_EXERCISE TASK 1_
Copy the piranha tank mates thread word for word from "## hgi (Jun" to "(Apr 21, 2010)".
_EXERCISE TASK 2_
Continue the forum thread about piranha tank mates from the point where it stops.

_PASSAGE_

___

# Piranha tank buddies



## Niall (Jun 30, 2010)

Hello, I have a 90 gallon tank with 7 teenage piranhas in it. For the last 4 months a large 10" pleco has been co-existing...but I wonder if there are any other fish that may survive with them? I was thinking maybe something very small and fast...schooling fish ....maybe white clouds or something like that. Or are they destined to be a single fish community?

Any thoughts out there, thanks.


----------



## katienaha (May 9, 2010)

well...white clouds are a coldwater fish. 

But if I was in another fishes shoes, I wouldnt want to be housed with the Mafia.


----------



## curtisonrad19 (Oct 31, 2010)

-Could try neons? they are small and fast, yet warm water fish? 
-maybe livebears? the idea would be that they can reproduce faster then being eatten 

My guess is that anything will become food with them though...
If you do try smaller/fast fish make sure that there are hiding spots and such to brake the line of site. Heard this helps with aggression. (correct me if i am wrong)


----------



## hgi (Jun 13, 2010)

If your fish(guessing they're rbp's) are just teenage they're probably around the 4" to 6" mark, they're still small if so. A standard 90g with 7rbp, and a 10pelco... I don't think it's fare to the fish to be adding anymore to an already crammed tank. On the Piranha forums people try to cohab P's with other fish all the time, and over time it's always the same out come.... The amount of time it takes to get to that point varies, it's basically a hit or miss. 


What are you using to filter that tank?


----------



## kelly528 (Apr 21, 2010)

I have to agree with HGI... forget adding fish, you needa get a bigger tank! What happens when they reach a foot long? They'll be standing on end lol!


----------



## Fish Whisper (Apr 22, 2010)

Hi, Niall 
Welcome to BCA,

My take would be since they are already are estalished in the tank and ur bioload is heavey already, 
I would personally keep as a single fish community.
Since they are in a pack they would hunt down even much larger, and any thing smaller and faster is "fast" food 

I think if you brought down the numbers to 2 or 3 Piranha then something like a larger Oscar or tougher fish would have a chance.


----------



## thharris (Jun 29, 2010)

___

_COLLECTED MATERIAL_

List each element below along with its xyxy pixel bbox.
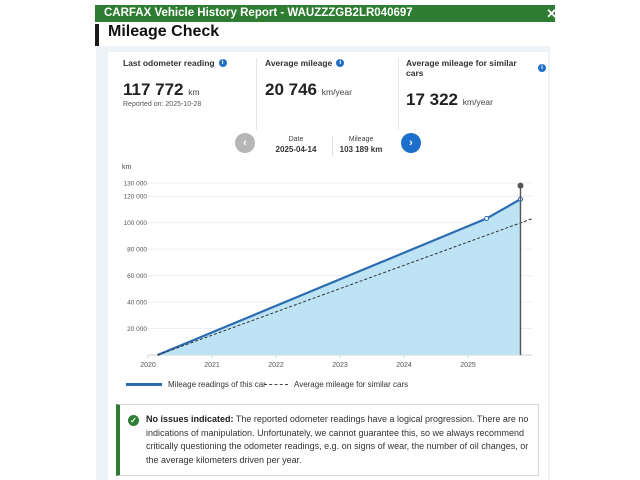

___

_WRITTEN REPLY 1_
## hgi (Jun 13, 2010)

If your fish(guessing they're rbp's) are just teenage they're probably around the 4" to 6" mark, they're still small if so. A standard 90g with 7rbp, and a 10pelco... I don't think it's fare to the fish to be adding anymore to an already crammed tank. On the Piranha forums people try to cohab P's with other fish all the time, and over time it's always the same out come.... The amount of time it takes to get to that point varies, it's basically a hit or miss. 


What are you using to filter that tank?


----------



## kelly528 (Apr 21, 2010)

_WRITTEN REPLY 2_
yea I second the piranha working as a pack, best to keep them in their own tank, as they would pick on anything else in the tank.


----------



## Niall (Jun 30, 2010)

hgi said:


> If your fish(guessing they're rbp's) are just teenage they're probably around the 4" to 6" mark, they're still small if so. A standard 90g with 7rbp, and a 10pelco... I don't think it's fare to the fish to be adding anymore to an already crammed tank. On the Piranha forums people try to cohab P's with other fish all the time, and over time it's always the same out come.... The amount of time it takes to get to that point varies, it's basically a hit or miss.
> 
> What are you using to filter that tank?


Thanks for the responses...as for crowding, they seem to be doing well. They are very cool just hanging out in their group...slowly swimming in and out of the fake plants, driftwood and rocks.

As for filters I have 2 Fluval 205's an AquaClear 30 and a powerhead. Quite a lot of water movement really. I also clean the tank once a week.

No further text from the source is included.